Given problem:
Show all lines holding the string "Length".

Listed records:
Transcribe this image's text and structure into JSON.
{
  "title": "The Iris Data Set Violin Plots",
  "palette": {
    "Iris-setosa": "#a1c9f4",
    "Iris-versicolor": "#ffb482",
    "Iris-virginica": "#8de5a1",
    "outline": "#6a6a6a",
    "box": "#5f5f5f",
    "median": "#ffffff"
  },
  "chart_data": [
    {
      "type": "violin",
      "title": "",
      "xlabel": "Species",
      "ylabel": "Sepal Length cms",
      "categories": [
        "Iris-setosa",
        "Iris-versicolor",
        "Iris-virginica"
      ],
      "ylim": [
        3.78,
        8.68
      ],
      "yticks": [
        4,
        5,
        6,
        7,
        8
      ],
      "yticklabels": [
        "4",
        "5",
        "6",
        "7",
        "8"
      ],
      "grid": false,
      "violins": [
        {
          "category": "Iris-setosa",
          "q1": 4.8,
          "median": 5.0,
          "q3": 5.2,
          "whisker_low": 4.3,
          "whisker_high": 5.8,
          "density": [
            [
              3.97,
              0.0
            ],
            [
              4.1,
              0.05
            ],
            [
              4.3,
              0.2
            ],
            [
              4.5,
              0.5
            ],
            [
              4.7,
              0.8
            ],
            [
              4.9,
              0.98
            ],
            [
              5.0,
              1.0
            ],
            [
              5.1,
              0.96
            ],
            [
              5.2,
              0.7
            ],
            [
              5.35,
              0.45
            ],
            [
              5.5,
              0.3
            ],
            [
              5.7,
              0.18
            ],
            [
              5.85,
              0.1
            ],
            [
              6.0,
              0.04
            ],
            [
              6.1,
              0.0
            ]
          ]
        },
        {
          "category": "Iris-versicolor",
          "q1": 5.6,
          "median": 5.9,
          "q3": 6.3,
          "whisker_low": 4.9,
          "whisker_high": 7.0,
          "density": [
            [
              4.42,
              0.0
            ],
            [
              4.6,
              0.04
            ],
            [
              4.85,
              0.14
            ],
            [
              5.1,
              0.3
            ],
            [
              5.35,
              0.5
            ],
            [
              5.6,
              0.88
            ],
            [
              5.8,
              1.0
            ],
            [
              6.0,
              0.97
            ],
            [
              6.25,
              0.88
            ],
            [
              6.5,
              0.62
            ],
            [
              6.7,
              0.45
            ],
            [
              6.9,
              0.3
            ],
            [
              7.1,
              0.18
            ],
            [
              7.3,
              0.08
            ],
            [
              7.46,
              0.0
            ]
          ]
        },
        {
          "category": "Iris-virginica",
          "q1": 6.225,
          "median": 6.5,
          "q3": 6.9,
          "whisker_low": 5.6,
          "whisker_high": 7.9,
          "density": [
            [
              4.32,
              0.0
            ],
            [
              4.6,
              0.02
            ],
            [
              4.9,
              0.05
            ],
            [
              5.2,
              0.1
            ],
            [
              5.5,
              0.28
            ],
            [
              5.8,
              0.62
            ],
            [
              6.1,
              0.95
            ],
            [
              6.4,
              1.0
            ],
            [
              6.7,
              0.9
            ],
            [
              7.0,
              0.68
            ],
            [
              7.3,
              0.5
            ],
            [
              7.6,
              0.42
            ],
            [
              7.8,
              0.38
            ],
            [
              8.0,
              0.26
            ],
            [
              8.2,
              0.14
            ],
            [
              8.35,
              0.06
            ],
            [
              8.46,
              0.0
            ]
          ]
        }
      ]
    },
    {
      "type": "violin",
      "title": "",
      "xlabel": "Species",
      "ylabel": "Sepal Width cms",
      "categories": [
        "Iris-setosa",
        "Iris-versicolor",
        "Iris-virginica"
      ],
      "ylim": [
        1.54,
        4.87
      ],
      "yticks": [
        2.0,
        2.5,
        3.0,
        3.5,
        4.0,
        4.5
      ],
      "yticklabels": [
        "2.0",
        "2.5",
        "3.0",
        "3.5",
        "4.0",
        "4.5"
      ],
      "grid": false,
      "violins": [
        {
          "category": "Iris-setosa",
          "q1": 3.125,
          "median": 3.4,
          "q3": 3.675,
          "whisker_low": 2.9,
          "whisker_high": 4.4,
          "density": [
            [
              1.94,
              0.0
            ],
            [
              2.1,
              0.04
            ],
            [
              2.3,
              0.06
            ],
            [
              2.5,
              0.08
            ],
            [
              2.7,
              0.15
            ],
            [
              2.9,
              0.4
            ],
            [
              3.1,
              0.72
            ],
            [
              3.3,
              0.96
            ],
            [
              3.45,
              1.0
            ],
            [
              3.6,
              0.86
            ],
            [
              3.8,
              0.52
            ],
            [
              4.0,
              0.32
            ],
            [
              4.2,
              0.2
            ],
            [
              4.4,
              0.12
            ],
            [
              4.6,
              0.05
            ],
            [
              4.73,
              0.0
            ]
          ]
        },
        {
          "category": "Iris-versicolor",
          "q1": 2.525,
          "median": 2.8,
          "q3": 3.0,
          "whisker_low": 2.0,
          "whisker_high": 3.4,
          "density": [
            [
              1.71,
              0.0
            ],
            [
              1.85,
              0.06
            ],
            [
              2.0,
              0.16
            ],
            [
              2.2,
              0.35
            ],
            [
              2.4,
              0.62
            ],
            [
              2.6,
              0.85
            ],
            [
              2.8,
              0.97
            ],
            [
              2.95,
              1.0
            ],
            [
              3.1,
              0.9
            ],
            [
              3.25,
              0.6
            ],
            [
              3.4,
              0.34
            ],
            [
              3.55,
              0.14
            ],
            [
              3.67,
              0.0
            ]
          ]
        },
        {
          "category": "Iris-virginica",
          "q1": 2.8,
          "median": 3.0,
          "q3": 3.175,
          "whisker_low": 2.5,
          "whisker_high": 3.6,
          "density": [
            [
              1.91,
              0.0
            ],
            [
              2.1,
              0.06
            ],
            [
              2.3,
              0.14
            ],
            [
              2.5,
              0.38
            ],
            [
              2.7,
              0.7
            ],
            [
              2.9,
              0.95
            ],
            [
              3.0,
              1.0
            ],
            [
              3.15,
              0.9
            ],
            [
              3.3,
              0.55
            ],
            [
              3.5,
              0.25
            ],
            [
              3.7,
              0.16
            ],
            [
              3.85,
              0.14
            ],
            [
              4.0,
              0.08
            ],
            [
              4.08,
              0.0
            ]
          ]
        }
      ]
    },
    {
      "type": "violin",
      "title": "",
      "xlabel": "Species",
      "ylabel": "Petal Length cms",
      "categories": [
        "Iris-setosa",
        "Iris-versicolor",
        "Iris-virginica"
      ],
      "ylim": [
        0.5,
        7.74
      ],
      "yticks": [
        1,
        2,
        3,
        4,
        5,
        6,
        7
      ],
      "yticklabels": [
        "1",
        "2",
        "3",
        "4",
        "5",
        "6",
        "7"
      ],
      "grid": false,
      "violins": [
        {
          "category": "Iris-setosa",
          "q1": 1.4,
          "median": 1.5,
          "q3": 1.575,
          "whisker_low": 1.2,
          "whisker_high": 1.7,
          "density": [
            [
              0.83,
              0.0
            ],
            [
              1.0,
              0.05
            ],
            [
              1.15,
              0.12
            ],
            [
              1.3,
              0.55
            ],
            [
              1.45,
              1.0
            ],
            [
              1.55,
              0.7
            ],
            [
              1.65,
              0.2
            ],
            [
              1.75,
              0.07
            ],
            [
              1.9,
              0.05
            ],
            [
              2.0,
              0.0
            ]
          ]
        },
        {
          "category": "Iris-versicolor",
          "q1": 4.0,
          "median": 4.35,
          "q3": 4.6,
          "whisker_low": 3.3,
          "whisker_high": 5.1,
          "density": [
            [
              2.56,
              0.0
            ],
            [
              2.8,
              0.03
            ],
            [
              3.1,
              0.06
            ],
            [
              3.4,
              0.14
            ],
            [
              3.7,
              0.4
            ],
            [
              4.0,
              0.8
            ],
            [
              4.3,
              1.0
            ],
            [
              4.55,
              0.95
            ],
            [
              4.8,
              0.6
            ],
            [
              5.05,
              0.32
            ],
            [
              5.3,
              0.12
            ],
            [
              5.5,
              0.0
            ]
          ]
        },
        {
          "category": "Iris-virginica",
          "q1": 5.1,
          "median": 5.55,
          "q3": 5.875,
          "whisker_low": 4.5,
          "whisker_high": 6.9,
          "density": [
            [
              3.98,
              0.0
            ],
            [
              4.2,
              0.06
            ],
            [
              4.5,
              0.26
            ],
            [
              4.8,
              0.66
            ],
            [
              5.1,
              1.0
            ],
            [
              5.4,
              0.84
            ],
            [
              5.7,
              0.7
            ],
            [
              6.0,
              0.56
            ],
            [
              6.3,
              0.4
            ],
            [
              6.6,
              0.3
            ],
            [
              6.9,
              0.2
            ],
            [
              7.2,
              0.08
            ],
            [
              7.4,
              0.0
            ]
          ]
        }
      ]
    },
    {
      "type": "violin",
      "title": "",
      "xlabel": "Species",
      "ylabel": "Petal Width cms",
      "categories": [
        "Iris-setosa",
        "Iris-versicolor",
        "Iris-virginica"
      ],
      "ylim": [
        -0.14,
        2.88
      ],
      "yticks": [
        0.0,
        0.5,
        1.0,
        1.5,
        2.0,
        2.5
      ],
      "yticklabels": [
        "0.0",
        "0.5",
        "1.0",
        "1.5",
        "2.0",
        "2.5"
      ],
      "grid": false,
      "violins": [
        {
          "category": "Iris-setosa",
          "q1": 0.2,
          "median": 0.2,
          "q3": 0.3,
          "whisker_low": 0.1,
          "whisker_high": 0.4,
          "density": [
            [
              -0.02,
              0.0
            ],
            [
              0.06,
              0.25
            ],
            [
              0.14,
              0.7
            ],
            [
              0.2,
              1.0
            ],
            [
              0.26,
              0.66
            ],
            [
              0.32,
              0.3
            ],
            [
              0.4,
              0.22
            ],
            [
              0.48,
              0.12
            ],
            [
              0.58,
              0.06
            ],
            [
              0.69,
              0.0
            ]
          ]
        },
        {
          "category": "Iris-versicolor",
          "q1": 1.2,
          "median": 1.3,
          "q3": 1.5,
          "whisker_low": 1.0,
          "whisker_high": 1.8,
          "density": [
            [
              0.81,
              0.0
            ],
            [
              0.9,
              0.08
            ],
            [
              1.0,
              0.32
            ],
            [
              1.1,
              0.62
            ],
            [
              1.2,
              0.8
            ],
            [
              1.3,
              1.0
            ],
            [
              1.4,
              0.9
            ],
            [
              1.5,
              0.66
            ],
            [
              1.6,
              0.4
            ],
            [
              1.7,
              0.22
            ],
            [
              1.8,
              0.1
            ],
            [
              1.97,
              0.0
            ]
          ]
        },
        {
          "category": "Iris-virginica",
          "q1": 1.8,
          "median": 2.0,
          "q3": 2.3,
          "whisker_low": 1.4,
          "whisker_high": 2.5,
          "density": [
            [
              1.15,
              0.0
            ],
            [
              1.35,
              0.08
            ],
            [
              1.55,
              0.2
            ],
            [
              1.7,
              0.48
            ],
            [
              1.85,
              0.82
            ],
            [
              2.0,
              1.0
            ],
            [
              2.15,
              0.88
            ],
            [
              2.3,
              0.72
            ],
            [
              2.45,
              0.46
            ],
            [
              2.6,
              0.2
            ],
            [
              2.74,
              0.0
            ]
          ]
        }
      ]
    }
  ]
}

Written answer:
      "ylabel": "Sepal Length cms",
      "ylabel": "Petal Length cms",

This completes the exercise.